Dataset entries:
>>>
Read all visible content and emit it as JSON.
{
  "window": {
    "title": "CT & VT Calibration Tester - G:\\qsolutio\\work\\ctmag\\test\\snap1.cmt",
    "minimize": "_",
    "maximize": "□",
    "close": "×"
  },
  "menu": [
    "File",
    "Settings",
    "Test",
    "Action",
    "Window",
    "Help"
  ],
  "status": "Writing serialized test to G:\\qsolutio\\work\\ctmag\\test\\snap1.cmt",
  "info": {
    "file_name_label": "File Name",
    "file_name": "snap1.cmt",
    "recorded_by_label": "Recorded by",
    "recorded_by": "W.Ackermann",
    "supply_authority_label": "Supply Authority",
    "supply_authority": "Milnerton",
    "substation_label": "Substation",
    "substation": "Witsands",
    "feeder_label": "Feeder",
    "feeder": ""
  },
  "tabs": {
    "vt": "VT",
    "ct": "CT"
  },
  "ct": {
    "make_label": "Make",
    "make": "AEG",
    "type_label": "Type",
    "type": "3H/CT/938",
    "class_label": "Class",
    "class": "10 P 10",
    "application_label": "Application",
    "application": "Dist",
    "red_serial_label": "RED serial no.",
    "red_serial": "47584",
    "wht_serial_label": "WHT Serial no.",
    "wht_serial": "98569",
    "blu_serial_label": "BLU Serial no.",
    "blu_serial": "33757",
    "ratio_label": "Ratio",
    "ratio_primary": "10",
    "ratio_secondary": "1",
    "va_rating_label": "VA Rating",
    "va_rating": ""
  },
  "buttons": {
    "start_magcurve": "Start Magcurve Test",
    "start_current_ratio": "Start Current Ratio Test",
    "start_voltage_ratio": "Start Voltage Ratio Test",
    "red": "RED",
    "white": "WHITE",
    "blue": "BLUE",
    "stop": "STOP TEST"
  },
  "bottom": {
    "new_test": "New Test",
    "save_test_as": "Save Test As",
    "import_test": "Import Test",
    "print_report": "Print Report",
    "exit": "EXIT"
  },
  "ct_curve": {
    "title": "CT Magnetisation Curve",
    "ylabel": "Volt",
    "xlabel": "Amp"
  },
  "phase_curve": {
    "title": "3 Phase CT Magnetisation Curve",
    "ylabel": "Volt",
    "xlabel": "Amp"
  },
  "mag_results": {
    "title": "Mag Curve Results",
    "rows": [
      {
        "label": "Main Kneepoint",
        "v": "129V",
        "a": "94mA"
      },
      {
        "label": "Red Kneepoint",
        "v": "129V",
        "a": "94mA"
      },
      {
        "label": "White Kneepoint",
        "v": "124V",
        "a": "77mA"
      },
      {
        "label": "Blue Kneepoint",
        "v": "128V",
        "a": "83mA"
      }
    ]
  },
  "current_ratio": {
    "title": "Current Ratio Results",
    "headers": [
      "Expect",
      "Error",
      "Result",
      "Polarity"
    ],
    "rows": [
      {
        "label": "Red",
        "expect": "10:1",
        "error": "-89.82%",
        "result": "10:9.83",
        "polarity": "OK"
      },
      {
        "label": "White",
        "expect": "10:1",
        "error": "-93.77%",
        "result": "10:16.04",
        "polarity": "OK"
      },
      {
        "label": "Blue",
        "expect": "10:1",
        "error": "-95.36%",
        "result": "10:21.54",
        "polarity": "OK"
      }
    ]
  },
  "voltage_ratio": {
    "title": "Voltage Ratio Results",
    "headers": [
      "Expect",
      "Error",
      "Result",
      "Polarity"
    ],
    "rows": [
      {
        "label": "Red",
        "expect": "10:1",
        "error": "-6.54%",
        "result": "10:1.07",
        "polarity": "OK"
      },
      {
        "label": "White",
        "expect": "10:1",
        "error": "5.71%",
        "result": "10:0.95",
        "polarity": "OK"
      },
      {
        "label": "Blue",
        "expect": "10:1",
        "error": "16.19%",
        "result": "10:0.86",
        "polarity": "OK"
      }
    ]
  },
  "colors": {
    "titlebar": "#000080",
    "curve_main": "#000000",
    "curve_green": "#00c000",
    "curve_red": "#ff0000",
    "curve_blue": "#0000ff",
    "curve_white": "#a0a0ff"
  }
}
<<<
Task instructions: How many lines in the data contain the string "qsolutio"? Respond with the number only.

Final answer: 2